SET PROBLEM —
From the listing that follows, extract every line and set it down unaltered.

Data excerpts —
● ● ● ● ●
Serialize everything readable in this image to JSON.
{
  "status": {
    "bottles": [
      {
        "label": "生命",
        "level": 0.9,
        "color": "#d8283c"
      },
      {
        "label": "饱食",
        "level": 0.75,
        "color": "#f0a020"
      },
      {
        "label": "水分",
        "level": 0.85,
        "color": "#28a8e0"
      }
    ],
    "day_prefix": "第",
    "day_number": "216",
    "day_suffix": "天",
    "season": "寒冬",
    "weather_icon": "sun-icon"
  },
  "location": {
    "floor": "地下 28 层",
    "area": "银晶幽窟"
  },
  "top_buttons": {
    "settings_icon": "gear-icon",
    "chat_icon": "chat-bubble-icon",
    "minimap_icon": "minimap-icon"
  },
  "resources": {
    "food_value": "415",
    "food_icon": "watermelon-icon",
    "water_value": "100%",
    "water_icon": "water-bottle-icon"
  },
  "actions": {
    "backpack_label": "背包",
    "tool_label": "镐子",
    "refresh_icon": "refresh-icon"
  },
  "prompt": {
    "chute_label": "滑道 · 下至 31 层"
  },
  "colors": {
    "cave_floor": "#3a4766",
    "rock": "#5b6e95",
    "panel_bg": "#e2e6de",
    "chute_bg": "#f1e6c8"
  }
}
● ● ● ● ●
SOLUTION —
Serialize everything readable in this image to JSON.
{
  "status": {
    "bottles": [
      {
        "label": "生命",
        "level": 0.9,
        "color": "#d8283c"
      },
      {
        "label": "饱食",
        "level": 0.75,
        "color": "#f0a020"
      },
      {
        "label": "水分",
        "level": 0.85,
        "color": "#28a8e0"
      }
    ],
    "day_prefix": "第",
    "day_number": "216",
    "day_suffix": "天",
    "season": "寒冬",
    "weather_icon": "sun-icon"
  },
  "location": {
    "floor": "地下 28 层",
    "area": "银晶幽窟"
  },
  "top_buttons": {
    "settings_icon": "gear-icon",
    "chat_icon": "chat-bubble-icon",
    "minimap_icon": "minimap-icon"
  },
  "resources": {
    "food_value": "415",
    "food_icon": "watermelon-icon",
    "water_value": "100%",
    "water_icon": "water-bottle-icon"
  },
  "actions": {
    "backpack_label": "背包",
    "tool_label": "镐子",
    "refresh_icon": "refresh-icon"
  },
  "prompt": {
    "chute_label": "滑道 · 下至 31 层"
  },
  "colors": {
    "cave_floor": "#3a4766",
    "rock": "#5b6e95",
    "panel_bg": "#e2e6de",
    "chute_bg": "#f1e6c8"
  }
}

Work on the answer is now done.